WORKING DATA:
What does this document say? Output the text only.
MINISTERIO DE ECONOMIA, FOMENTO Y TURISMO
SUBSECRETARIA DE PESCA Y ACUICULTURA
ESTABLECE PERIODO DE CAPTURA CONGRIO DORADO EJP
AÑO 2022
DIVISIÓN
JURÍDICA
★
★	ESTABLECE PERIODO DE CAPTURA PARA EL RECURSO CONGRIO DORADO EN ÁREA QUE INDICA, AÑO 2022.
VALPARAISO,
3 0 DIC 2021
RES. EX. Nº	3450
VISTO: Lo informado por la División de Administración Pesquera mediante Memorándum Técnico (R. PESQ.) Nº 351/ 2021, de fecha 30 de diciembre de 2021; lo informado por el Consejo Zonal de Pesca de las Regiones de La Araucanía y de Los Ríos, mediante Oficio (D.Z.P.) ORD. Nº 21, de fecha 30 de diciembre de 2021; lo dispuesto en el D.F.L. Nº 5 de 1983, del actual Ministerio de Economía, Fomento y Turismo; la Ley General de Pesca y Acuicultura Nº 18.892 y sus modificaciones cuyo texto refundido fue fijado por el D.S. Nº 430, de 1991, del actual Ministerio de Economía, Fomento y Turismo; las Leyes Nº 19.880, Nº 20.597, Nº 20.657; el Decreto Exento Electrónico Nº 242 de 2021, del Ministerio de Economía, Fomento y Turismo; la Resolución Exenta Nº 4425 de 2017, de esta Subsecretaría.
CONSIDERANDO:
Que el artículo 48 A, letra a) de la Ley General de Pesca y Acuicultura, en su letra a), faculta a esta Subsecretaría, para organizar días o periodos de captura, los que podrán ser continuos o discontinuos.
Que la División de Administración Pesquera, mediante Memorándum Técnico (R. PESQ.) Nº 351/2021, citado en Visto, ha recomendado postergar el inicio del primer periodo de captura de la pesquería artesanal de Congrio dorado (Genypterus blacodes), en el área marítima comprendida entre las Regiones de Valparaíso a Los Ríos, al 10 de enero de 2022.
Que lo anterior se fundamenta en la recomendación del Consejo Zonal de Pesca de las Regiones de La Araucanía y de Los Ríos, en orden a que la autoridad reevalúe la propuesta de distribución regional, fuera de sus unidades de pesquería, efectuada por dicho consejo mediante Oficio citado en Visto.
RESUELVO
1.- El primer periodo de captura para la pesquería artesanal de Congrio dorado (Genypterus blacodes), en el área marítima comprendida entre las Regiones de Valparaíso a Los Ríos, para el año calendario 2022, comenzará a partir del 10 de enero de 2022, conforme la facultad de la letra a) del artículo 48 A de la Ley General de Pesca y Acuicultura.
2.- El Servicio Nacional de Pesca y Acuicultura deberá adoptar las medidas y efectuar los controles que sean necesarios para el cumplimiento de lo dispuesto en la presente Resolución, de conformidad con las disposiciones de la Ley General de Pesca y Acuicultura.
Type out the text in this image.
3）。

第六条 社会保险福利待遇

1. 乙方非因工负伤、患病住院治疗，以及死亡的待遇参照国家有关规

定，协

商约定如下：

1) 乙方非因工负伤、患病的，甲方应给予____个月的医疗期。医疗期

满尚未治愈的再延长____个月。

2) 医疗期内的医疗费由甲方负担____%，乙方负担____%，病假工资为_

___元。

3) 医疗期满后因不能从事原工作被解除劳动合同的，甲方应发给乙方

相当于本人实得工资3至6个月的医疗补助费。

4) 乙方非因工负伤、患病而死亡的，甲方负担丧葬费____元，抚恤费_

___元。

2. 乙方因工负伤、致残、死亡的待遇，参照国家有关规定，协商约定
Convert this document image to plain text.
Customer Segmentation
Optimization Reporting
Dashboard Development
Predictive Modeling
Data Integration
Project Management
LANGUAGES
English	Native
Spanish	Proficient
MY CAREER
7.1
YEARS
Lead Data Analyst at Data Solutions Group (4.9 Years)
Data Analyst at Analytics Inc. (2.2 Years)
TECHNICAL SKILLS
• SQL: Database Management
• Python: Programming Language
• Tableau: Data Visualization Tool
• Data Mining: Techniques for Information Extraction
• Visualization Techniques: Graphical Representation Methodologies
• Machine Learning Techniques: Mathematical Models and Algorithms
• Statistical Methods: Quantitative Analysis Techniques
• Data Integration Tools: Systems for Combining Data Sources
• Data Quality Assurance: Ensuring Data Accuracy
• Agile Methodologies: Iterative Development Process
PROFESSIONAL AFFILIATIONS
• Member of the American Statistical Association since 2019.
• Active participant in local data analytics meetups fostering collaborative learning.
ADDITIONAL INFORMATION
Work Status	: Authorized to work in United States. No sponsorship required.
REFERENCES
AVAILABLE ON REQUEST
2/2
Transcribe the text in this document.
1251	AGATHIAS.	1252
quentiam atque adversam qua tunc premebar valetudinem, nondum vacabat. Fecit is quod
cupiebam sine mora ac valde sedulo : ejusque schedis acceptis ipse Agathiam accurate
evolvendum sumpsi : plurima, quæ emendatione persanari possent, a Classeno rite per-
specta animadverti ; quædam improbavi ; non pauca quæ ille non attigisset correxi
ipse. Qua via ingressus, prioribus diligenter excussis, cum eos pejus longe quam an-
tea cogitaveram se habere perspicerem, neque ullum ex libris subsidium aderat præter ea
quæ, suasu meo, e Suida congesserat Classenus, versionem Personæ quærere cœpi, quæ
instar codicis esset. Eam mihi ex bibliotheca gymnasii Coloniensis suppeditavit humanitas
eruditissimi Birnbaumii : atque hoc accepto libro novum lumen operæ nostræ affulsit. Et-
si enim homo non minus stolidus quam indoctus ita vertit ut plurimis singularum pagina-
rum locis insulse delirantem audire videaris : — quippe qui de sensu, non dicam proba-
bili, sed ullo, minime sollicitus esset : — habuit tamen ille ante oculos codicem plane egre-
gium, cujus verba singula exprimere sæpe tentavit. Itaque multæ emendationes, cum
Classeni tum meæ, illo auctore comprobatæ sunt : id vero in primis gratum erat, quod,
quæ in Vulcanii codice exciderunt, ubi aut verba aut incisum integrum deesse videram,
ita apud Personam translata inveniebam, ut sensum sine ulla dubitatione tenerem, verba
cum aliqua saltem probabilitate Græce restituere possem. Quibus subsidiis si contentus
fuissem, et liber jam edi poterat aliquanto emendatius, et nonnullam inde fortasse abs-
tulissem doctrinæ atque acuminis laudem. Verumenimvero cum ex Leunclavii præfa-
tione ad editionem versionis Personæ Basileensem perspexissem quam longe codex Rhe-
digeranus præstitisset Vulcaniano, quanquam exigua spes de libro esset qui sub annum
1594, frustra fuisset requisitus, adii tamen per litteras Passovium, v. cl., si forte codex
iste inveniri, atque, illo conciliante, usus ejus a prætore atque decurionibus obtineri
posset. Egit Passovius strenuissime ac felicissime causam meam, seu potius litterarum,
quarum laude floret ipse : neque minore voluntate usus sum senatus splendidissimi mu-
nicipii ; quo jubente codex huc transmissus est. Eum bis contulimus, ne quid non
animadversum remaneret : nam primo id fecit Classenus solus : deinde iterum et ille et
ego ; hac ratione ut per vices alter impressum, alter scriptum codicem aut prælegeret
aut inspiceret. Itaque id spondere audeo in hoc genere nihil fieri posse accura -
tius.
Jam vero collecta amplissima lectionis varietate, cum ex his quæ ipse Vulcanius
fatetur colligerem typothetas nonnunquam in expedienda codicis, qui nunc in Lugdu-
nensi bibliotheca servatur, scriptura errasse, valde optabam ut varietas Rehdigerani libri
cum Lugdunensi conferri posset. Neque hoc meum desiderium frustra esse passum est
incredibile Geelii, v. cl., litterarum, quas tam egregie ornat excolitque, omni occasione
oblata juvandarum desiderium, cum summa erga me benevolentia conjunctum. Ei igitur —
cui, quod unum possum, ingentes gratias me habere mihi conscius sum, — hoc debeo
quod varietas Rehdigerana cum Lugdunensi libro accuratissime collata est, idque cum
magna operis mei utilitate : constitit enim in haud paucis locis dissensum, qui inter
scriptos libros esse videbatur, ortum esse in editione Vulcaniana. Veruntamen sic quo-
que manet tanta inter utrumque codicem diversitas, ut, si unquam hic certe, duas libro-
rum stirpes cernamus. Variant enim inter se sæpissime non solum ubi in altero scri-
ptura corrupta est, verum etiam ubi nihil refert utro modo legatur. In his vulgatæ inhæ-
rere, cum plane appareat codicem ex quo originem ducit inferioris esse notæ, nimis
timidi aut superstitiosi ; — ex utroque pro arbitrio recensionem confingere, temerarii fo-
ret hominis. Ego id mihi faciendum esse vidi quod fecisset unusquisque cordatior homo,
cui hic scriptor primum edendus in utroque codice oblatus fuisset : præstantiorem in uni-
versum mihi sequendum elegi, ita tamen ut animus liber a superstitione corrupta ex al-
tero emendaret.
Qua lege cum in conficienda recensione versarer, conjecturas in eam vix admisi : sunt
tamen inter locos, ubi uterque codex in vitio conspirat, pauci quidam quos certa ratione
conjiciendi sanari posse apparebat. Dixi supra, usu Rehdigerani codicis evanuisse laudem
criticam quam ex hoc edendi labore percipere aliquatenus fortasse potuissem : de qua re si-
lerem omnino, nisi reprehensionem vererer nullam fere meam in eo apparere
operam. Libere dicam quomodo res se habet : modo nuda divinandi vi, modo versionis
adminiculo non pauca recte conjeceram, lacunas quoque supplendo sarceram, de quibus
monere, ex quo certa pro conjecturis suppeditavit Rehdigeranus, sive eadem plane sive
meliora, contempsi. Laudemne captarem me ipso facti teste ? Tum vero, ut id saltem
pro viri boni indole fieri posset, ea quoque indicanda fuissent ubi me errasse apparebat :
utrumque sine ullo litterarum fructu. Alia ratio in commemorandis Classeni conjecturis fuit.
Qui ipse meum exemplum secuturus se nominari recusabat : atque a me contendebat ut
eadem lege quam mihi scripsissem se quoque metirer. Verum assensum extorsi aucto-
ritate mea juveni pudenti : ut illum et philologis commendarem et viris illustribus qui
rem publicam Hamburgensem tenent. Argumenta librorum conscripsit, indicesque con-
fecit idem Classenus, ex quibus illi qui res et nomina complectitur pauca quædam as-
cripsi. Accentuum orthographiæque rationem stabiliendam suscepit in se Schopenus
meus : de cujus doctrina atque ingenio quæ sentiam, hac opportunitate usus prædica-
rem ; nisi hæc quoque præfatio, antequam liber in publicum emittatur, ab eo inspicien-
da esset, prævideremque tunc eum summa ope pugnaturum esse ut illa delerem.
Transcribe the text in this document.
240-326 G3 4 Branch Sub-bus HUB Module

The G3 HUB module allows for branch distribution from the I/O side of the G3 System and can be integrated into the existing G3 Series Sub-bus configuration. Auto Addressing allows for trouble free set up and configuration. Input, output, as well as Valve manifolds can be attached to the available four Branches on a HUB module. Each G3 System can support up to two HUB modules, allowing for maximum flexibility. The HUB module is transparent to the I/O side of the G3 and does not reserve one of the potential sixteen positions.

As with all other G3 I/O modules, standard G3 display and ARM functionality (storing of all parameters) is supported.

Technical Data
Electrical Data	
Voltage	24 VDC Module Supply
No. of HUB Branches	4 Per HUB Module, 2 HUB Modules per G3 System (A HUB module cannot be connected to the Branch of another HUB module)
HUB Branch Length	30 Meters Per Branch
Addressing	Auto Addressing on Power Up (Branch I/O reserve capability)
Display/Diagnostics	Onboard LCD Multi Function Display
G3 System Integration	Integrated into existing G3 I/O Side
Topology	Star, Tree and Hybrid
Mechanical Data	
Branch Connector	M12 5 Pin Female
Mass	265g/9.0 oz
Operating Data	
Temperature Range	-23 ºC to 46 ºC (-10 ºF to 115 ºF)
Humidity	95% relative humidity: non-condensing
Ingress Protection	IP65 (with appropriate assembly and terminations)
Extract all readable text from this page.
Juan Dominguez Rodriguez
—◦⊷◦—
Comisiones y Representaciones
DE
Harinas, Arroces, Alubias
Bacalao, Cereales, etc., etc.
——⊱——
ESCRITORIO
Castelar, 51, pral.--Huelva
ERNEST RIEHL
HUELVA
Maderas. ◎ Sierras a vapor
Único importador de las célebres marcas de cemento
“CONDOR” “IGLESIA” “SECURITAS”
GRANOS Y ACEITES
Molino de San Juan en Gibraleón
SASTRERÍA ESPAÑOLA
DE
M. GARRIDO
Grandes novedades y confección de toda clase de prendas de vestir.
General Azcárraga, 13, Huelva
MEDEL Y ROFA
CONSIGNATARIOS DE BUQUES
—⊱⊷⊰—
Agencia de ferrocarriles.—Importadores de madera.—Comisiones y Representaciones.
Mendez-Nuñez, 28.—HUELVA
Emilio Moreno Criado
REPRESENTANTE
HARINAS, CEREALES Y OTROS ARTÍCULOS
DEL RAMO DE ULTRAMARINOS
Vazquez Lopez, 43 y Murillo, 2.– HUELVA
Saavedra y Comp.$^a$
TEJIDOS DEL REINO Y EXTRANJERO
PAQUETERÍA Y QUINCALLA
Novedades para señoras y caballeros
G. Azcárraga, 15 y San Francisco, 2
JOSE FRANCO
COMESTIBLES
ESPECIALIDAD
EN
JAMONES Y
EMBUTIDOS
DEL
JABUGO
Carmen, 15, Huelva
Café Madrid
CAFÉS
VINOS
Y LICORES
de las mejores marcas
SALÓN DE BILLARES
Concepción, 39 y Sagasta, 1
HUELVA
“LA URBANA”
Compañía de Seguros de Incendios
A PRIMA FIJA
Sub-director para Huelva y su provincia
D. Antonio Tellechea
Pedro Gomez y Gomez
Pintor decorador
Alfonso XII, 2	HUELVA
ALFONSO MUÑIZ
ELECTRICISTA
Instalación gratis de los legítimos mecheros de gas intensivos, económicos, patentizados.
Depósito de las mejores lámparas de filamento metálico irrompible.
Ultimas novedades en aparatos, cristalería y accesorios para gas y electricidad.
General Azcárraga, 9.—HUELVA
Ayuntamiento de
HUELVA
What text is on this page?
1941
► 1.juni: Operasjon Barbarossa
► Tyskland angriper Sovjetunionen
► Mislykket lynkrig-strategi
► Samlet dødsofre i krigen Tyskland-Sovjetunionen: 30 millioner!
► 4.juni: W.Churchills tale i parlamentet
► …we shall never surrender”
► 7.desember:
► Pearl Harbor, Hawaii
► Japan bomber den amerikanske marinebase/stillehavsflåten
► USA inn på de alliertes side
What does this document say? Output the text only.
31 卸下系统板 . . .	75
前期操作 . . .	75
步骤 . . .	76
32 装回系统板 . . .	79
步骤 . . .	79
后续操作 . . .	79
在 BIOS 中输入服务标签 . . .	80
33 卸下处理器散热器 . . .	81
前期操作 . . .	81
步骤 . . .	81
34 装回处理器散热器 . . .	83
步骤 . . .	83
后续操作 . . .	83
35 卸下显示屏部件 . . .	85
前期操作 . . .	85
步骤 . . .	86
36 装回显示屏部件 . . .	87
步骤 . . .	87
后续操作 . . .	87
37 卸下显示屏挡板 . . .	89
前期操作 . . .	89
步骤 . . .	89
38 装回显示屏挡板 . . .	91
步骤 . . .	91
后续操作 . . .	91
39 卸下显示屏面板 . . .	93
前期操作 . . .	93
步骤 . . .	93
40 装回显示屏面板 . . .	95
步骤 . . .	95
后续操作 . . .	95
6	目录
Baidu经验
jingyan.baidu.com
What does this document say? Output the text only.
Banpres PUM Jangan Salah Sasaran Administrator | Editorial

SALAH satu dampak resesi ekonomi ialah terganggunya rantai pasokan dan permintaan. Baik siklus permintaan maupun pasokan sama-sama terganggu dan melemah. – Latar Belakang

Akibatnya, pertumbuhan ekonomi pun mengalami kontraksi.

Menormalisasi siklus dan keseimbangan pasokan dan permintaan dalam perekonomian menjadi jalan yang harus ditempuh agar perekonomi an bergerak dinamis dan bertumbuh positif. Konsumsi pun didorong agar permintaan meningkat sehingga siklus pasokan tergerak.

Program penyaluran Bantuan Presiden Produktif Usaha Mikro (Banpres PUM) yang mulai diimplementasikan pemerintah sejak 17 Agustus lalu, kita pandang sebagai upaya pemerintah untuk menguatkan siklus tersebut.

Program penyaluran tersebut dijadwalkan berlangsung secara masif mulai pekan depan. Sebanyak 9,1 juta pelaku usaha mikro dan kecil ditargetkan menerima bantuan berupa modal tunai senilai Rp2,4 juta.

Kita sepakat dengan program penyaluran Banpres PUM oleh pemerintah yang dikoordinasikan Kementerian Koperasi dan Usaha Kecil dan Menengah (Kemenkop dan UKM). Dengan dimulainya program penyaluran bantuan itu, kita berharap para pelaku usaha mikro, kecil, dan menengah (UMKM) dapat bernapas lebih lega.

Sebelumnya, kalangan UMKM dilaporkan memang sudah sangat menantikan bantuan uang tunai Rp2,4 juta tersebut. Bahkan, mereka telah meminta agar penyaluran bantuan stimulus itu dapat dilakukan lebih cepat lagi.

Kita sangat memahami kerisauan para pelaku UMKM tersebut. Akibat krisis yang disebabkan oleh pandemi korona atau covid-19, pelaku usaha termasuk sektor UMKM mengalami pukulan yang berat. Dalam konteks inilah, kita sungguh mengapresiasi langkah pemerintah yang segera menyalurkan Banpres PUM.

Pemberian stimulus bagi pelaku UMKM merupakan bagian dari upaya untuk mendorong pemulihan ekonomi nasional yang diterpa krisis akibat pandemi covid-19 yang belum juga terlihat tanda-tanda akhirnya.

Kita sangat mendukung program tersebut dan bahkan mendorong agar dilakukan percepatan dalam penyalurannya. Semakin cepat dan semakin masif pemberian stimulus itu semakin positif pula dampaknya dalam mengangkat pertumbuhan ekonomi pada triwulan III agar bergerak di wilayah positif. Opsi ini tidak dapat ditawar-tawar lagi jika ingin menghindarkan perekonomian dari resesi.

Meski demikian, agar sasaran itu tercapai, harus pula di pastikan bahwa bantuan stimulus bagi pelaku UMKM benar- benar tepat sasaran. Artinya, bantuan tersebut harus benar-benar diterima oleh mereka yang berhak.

PROBLEM: Answer with one number: how many lines of the entries above include the word "Integration".

EXPECTED ANSWER: 3